======== Entries shown ========
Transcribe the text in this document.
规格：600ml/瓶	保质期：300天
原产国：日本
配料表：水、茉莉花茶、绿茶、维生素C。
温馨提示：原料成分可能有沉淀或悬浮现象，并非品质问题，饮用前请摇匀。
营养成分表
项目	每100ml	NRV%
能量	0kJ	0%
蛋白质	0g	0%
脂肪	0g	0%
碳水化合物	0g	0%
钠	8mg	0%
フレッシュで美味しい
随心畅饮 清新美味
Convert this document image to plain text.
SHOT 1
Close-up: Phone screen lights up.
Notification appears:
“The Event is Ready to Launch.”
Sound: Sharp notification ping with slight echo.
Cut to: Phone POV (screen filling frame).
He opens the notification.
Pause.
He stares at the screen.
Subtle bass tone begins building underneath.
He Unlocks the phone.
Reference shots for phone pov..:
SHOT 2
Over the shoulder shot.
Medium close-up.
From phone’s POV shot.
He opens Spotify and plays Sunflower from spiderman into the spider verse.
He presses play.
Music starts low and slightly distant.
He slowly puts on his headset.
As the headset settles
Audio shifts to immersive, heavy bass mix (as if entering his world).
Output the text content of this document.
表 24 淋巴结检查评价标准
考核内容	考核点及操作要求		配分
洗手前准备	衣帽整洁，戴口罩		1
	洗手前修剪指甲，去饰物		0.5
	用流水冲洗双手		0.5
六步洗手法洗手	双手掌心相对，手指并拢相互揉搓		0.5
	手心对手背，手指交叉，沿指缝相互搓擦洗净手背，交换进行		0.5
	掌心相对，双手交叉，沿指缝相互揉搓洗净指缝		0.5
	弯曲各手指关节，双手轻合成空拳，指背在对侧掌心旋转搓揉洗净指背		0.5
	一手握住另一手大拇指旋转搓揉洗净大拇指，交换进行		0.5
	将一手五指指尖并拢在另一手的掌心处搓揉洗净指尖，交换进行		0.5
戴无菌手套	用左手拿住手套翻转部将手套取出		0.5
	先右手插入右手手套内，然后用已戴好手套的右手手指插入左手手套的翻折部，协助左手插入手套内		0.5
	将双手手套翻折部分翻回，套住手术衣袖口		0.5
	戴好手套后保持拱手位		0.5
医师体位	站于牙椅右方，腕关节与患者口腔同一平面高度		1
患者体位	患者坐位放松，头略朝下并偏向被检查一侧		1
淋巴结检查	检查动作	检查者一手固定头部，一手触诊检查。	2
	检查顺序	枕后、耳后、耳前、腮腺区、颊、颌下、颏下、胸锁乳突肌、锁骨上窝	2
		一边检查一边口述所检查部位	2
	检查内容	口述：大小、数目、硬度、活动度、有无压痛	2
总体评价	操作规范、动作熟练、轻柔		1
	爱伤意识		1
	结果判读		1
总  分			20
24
========
======== Entries shown ========
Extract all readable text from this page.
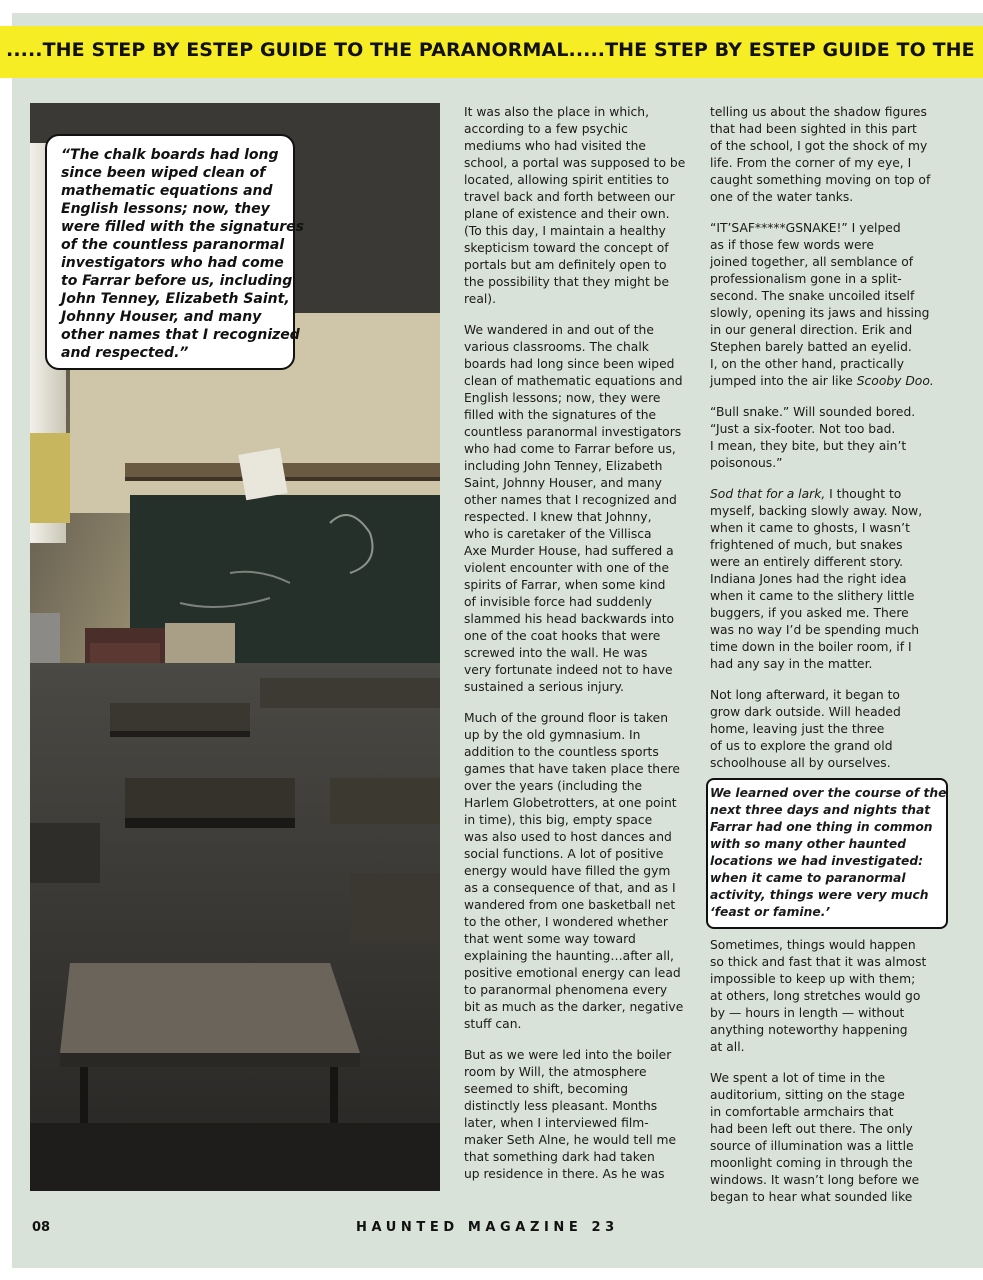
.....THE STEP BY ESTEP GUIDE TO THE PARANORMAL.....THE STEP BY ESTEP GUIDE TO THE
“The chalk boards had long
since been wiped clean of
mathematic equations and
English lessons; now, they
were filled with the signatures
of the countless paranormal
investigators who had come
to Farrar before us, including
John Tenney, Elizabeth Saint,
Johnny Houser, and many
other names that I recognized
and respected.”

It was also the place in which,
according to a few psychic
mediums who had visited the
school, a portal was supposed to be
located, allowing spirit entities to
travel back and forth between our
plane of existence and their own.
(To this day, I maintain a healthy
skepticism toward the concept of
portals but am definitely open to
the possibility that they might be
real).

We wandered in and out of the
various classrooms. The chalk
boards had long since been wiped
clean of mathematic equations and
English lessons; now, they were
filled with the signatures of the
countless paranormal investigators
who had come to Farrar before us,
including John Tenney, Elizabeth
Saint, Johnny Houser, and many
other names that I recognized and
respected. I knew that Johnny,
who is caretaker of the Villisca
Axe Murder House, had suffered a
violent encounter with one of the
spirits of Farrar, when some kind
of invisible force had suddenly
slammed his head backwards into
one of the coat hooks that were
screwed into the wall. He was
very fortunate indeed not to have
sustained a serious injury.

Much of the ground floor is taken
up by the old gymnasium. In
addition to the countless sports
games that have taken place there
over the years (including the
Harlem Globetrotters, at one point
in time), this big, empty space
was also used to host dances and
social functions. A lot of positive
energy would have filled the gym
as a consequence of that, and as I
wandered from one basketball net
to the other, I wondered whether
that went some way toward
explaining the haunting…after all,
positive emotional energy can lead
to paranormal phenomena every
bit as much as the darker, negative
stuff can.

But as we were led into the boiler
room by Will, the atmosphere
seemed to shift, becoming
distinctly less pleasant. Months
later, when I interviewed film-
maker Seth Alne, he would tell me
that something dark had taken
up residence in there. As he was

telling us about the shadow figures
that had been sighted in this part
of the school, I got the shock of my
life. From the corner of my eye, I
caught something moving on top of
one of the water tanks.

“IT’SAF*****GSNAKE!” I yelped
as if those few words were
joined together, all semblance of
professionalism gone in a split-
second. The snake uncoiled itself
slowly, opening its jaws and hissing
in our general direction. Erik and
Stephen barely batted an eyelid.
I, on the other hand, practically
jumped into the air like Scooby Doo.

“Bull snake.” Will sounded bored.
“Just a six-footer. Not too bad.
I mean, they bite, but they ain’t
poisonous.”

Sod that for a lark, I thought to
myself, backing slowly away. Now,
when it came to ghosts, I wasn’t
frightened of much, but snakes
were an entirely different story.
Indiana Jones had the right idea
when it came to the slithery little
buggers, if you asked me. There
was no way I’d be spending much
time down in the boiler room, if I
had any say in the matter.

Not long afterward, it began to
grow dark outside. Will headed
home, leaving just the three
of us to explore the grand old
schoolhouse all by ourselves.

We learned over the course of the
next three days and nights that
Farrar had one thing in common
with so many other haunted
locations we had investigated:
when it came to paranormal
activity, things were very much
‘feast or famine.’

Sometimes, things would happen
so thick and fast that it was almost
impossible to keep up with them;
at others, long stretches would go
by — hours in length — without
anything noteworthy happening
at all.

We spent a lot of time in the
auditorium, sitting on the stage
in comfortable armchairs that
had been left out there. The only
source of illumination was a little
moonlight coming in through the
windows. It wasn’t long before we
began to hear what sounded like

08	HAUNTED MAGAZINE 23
========
To do>
For each line of the entries that includes "clean", show that line.

Correct answer>
since been wiped clean of
clean of mathematic equations and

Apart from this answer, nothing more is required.